### EXERCISE GOAL
Select from the records below every line that has the word "password" in it.

(Stored data entries)
-- BEGIN --

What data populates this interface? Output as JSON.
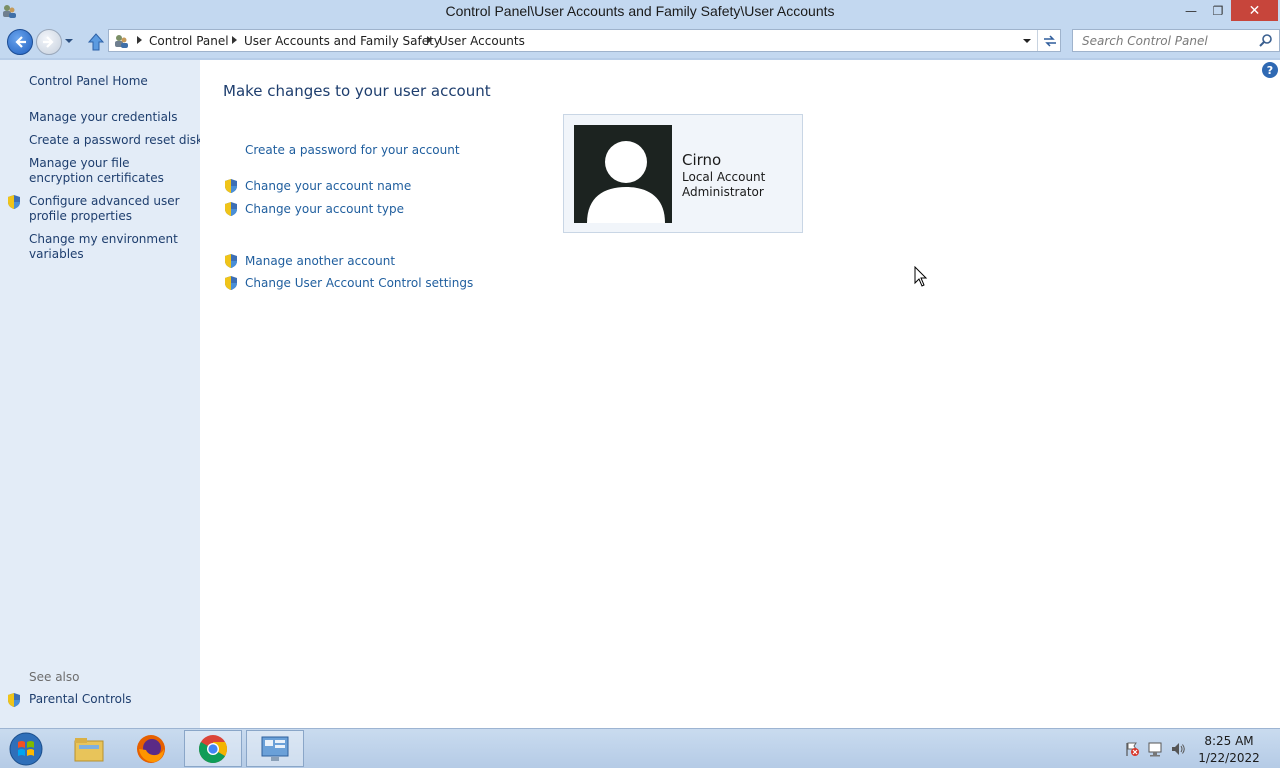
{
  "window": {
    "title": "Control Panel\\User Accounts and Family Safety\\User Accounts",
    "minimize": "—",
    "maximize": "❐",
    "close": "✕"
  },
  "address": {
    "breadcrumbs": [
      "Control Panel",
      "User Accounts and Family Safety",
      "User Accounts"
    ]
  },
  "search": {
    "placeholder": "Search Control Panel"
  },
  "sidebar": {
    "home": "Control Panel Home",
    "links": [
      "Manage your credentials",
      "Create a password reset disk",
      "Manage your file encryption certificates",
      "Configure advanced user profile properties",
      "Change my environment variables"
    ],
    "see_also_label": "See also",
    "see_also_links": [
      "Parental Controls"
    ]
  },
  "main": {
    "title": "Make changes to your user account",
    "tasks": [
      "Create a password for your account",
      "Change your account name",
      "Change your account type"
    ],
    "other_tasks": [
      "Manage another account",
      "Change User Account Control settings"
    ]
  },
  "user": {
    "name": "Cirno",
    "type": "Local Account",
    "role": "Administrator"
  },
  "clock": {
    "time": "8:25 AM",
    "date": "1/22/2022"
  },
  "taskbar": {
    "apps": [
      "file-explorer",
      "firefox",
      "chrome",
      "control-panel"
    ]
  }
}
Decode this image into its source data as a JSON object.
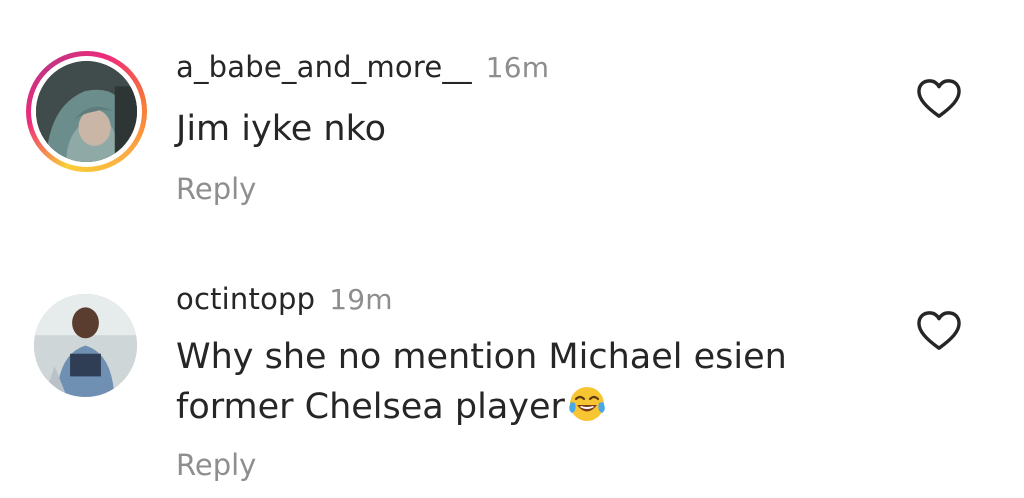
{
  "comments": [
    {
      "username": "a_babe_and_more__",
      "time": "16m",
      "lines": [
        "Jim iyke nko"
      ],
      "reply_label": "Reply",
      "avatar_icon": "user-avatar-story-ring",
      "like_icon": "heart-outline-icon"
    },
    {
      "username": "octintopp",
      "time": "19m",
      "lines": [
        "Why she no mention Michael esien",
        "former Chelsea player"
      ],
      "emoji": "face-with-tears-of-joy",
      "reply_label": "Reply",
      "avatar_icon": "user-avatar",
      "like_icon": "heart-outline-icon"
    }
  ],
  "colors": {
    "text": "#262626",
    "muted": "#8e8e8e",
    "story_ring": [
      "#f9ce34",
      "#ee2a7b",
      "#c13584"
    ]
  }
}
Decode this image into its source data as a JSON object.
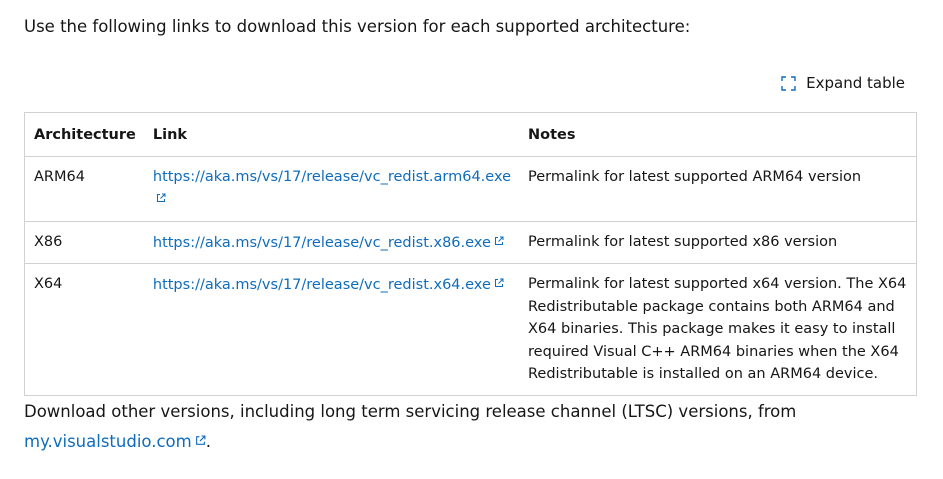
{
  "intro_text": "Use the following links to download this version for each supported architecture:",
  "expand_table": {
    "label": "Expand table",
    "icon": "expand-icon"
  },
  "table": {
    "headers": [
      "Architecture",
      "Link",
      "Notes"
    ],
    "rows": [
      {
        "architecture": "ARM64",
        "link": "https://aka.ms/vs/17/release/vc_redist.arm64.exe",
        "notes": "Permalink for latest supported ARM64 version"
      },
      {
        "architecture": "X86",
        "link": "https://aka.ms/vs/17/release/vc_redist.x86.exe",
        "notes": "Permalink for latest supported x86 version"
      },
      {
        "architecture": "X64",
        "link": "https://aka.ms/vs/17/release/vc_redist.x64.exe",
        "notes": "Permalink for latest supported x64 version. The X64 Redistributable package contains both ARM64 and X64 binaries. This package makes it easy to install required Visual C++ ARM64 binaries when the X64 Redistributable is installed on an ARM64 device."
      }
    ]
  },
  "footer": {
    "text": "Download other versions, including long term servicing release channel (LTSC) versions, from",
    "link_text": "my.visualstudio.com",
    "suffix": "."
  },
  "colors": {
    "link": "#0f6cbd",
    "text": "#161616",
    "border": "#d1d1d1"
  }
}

-- END --
-- BEGIN --

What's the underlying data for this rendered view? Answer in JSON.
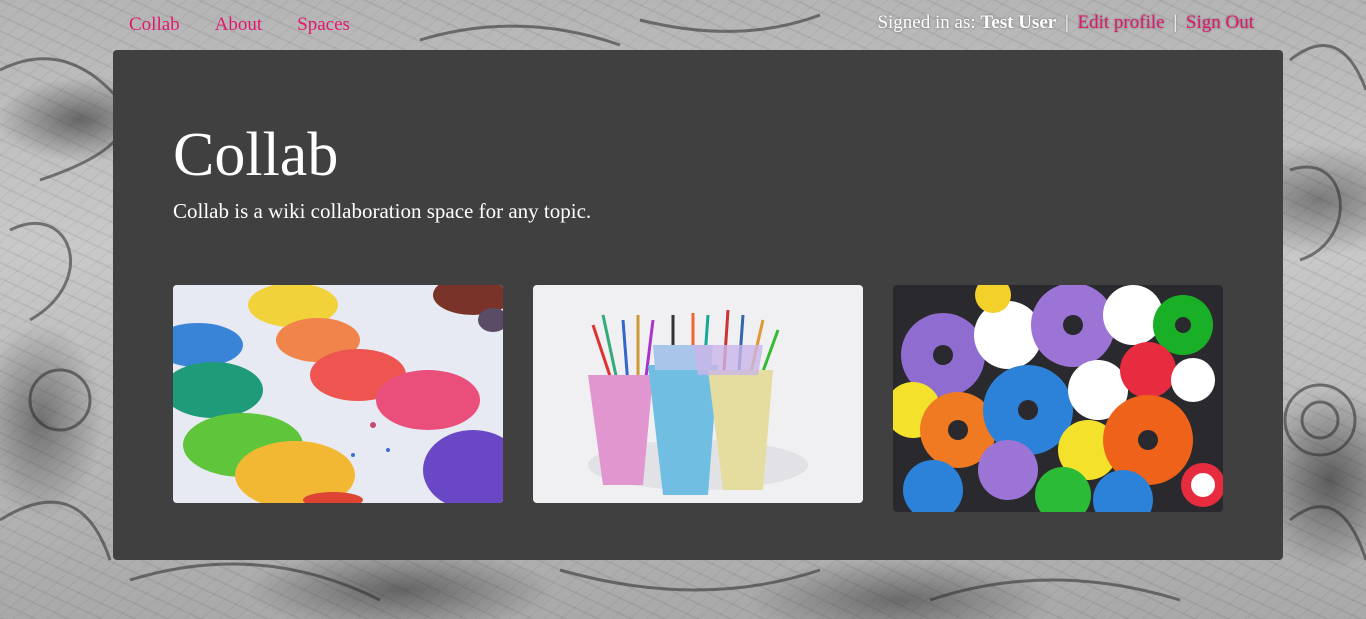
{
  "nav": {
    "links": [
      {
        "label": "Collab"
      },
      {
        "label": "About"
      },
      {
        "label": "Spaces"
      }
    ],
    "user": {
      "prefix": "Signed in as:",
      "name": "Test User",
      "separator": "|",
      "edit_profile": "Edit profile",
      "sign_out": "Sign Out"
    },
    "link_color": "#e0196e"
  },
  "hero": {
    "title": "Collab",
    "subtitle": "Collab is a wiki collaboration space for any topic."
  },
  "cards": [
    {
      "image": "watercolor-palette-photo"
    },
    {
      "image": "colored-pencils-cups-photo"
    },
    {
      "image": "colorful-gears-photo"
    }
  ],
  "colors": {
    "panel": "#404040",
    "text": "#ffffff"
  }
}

-- END --

### IN RESPONSE
      "Create a password reset disk",
      "Create a password for your account",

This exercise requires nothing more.